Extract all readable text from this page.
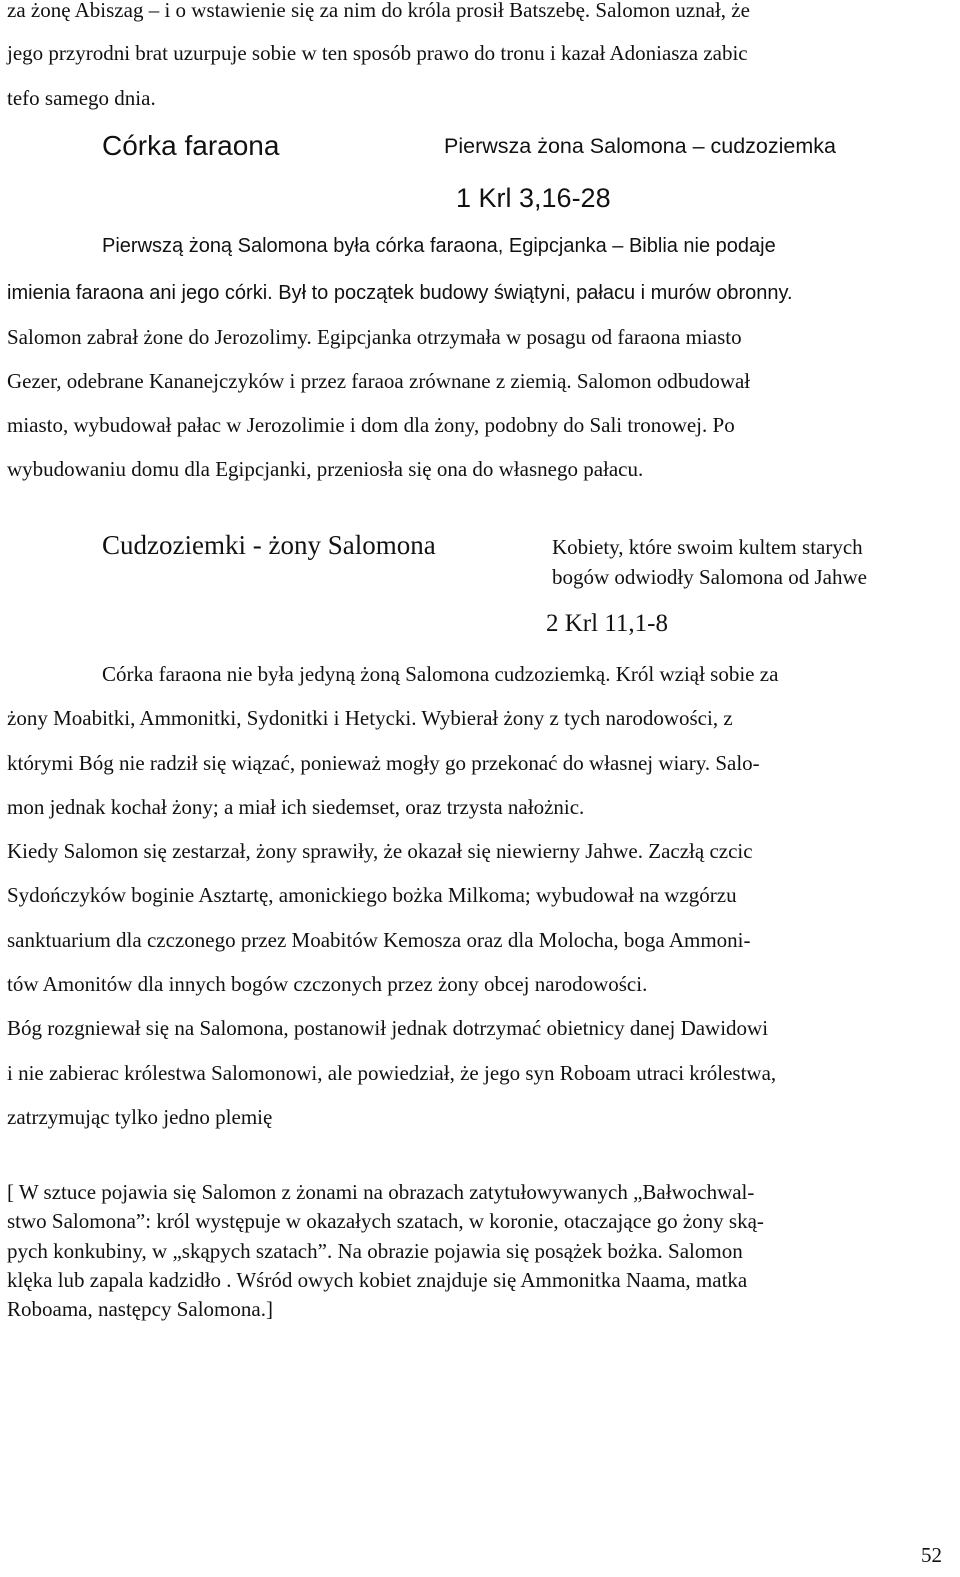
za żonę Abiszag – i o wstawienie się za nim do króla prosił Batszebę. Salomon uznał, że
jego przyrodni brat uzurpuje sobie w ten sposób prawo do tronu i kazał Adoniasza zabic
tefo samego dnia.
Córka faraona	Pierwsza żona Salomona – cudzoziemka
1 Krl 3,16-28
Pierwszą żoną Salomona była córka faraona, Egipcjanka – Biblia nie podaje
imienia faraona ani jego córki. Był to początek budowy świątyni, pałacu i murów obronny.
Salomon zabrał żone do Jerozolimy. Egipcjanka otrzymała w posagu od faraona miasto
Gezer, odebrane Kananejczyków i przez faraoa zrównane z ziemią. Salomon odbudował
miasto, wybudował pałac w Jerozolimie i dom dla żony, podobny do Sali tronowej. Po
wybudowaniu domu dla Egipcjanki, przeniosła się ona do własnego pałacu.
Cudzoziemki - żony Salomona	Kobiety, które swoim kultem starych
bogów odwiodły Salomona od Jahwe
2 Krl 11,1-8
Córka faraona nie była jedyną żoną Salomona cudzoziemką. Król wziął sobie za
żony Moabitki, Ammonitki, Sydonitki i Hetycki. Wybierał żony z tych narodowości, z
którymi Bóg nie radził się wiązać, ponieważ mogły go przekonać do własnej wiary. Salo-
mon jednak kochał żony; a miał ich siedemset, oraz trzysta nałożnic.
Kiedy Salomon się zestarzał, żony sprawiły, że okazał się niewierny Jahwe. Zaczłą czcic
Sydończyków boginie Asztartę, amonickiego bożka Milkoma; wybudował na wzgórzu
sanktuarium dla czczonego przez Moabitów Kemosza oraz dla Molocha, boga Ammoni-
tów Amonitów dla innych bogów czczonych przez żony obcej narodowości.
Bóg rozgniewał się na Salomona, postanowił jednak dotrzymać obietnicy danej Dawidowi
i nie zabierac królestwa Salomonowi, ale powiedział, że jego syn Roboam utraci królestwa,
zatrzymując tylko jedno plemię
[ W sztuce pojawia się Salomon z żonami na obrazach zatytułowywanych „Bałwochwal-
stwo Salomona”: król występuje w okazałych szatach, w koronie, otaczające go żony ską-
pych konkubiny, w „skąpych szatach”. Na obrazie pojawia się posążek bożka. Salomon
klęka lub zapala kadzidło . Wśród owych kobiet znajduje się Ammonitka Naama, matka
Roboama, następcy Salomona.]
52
• • • • •
● What you need to do
Every line is to be duplicated exactly, though pictures stay out.

● Solution to this problem
Extract all readable text from this page.
za żonę Abiszag – i o wstawienie się za nim do króla prosił Batszebę. Salomon uznał, że
jego przyrodni brat uzurpuje sobie w ten sposób prawo do tronu i kazał Adoniasza zabic
tefo samego dnia.
Córka faraona	Pierwsza żona Salomona – cudzoziemka
1 Krl 3,16-28
Pierwszą żoną Salomona była córka faraona, Egipcjanka – Biblia nie podaje
imienia faraona ani jego córki. Był to początek budowy świątyni, pałacu i murów obronny.
Salomon zabrał żone do Jerozolimy. Egipcjanka otrzymała w posagu od faraona miasto
Gezer, odebrane Kananejczyków i przez faraoa zrównane z ziemią. Salomon odbudował
miasto, wybudował pałac w Jerozolimie i dom dla żony, podobny do Sali tronowej. Po
wybudowaniu domu dla Egipcjanki, przeniosła się ona do własnego pałacu.
Cudzoziemki - żony Salomona	Kobiety, które swoim kultem starych
bogów odwiodły Salomona od Jahwe
2 Krl 11,1-8
Córka faraona nie była jedyną żoną Salomona cudzoziemką. Król wziął sobie za
żony Moabitki, Ammonitki, Sydonitki i Hetycki. Wybierał żony z tych narodowości, z
którymi Bóg nie radził się wiązać, ponieważ mogły go przekonać do własnej wiary. Salo-
mon jednak kochał żony; a miał ich siedemset, oraz trzysta nałożnic.
Kiedy Salomon się zestarzał, żony sprawiły, że okazał się niewierny Jahwe. Zaczłą czcic
Sydończyków boginie Asztartę, amonickiego bożka Milkoma; wybudował na wzgórzu
sanktuarium dla czczonego przez Moabitów Kemosza oraz dla Molocha, boga Ammoni-
tów Amonitów dla innych bogów czczonych przez żony obcej narodowości.
Bóg rozgniewał się na Salomona, postanowił jednak dotrzymać obietnicy danej Dawidowi
i nie zabierac królestwa Salomonowi, ale powiedział, że jego syn Roboam utraci królestwa,
zatrzymując tylko jedno plemię
[ W sztuce pojawia się Salomon z żonami na obrazach zatytułowywanych „Bałwochwal-
stwo Salomona”: król występuje w okazałych szatach, w koronie, otaczające go żony ską-
pych konkubiny, w „skąpych szatach”. Na obrazie pojawia się posążek bożka. Salomon
klęka lub zapala kadzidło . Wśród owych kobiet znajduje się Ammonitka Naama, matka
Roboama, następcy Salomona.]
52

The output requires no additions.